Your answer should be only a number: how many lines include the word "ContentView".

Records provided ->
----

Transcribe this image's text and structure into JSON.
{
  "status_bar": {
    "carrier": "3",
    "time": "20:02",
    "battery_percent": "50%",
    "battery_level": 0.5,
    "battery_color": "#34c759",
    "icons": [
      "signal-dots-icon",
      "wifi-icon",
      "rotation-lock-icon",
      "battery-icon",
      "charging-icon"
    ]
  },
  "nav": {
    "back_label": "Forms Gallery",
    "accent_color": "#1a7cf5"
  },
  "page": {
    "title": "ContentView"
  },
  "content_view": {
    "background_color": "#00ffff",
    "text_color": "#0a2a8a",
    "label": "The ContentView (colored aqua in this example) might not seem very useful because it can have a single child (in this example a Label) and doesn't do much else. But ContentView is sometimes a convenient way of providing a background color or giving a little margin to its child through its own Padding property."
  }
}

----

Solution for this exercise ->
2